▶ Texto fornecido:
Terras indígenas

Terra indígena: súmula 650 do STF só incide em ações de usucapião

Autor

  • Roberto Lemos dos Santos Filho

    é juiz federal auxiliar da Corregedoria do TRF da 3ª Região titular da 5ª Vara Federal Criminal de Santos (SP) mestre e doutorando pela Universidade Católica de Santos pós-graduado em antropologia USC (Universidade do Sagrado Coração) de Bauru (SP).

14 de outubro de 2005, 18h49

Há pouco mais de dois anos o Egrégio Supremo Tribunal Federal editou a Súmula 650 que enuncia: “os incisos I e XI do art. 20 da Constituição Federal não alcançam terras de aldeamentos extintos, ainda que ocupadas por indígenas em passado remoto” (Diário da Justiça da União de 09 de outubro de 2003, p. 3).

Essa Súmula foi veiculada em razão de provocações da Suprema Corte para pronunciamento acerca de eventual interesse da União Federal na solução de ações de usucapião em terras situadas nos Municípios de Guarulhos e de Santo André, no estado de São Paulo, em vista do disposto no artigo 1º, alínea h, do Decreto-Lei 9.760/1946 .

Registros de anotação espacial
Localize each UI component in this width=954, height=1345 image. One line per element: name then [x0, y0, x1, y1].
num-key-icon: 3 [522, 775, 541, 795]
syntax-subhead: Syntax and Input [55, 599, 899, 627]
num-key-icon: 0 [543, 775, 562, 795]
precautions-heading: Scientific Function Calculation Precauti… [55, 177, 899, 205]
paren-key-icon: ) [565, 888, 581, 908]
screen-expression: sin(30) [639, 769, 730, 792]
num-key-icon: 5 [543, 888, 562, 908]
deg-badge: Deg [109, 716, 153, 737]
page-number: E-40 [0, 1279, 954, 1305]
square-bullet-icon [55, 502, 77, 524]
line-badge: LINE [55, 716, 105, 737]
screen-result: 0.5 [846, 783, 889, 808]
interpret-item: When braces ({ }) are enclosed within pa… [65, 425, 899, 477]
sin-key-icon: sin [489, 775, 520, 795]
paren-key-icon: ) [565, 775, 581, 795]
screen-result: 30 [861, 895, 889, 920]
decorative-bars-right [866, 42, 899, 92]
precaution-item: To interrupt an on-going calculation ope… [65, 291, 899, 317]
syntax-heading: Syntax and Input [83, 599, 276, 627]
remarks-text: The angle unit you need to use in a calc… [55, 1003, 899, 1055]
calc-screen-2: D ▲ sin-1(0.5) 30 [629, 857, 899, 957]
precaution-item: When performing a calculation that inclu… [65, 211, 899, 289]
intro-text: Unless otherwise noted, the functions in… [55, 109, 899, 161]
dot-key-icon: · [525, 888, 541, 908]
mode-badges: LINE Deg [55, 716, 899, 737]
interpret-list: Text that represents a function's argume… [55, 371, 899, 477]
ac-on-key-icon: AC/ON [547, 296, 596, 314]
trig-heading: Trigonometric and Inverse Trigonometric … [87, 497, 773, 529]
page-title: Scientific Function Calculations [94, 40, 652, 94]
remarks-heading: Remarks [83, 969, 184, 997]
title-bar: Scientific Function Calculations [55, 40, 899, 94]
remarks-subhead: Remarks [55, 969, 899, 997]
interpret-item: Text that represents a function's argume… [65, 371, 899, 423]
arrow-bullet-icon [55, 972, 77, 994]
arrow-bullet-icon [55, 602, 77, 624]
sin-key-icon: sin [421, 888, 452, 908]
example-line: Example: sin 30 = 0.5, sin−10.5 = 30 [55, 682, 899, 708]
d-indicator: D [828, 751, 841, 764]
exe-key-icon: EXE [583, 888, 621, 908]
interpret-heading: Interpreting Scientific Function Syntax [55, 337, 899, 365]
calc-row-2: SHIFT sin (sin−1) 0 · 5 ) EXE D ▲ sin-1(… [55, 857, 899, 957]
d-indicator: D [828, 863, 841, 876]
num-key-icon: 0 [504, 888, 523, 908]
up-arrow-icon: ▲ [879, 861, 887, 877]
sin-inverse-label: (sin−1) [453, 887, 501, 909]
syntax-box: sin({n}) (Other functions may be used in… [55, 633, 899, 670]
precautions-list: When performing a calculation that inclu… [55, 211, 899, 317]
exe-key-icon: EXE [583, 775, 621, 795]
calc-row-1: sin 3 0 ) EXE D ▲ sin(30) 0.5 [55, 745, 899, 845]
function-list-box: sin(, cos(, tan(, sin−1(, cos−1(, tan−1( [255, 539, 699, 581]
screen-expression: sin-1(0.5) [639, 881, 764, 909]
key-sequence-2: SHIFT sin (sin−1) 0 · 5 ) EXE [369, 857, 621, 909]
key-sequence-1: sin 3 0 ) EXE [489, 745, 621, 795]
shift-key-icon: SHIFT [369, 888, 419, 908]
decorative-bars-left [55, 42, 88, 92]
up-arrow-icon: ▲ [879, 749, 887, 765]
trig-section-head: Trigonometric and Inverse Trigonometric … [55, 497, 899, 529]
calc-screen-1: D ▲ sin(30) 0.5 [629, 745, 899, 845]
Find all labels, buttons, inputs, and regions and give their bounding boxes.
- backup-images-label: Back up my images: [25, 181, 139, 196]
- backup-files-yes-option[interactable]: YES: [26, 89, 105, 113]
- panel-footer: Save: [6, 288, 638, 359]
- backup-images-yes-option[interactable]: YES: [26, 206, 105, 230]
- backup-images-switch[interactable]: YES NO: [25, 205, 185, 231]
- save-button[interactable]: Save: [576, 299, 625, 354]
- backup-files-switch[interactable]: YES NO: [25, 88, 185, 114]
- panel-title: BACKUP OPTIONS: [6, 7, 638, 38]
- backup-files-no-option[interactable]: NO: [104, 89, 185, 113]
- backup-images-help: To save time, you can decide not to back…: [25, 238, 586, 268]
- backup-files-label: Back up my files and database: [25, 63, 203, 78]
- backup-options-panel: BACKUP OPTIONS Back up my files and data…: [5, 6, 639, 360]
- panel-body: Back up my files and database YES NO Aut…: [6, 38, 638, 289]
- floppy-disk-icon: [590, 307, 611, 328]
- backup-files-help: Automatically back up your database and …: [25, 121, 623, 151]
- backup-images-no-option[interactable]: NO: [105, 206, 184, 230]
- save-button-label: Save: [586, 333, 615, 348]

▶ Tarefa a cumprir: Segundo o texto sobre a Súmula 650, em que data a súmula foi publicada no Diário da Justiça da União? O material não tem relação com o texto sobre a Súmula 650.

▶ Resposta do exercício: Em 9 de outubro de 2003.